-- START Records for the task --
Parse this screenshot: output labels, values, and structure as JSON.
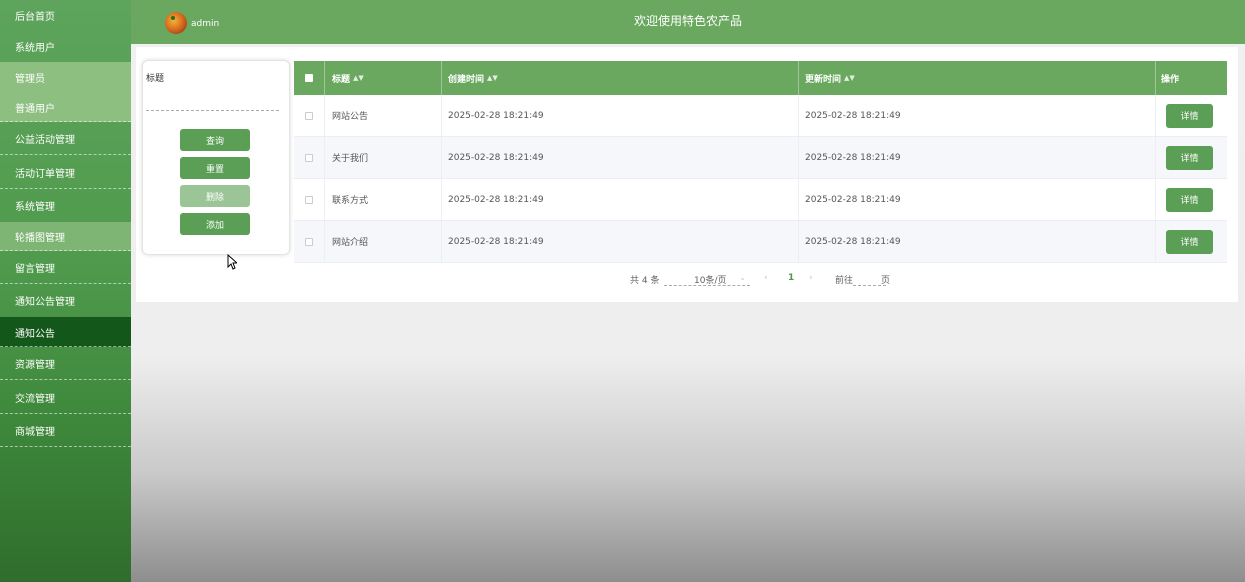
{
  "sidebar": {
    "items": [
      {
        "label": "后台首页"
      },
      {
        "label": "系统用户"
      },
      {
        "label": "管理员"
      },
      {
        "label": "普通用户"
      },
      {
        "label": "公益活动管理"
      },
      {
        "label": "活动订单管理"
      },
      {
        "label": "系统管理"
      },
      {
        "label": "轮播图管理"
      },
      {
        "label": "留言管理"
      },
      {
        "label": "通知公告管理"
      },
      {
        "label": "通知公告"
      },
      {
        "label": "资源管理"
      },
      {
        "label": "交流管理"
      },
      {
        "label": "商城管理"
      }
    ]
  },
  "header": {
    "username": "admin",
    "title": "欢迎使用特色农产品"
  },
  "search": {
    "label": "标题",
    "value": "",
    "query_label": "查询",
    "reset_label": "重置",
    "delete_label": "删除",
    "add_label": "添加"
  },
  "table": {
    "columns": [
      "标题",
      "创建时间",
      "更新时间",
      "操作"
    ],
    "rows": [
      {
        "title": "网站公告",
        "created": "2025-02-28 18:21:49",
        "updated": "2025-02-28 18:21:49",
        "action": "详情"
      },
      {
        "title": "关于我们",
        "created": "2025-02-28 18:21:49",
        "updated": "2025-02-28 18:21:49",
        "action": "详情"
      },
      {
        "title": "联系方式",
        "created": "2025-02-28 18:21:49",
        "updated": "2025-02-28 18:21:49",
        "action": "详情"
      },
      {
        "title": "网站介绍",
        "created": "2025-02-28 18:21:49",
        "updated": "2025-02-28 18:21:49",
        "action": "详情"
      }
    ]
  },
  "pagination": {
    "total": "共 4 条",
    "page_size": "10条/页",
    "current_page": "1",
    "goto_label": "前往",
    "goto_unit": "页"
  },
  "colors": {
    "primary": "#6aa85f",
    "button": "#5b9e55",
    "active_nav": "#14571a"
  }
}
-- END Records for the task --
Of the lines in the entries, how many include the word "title"? State only the number.

5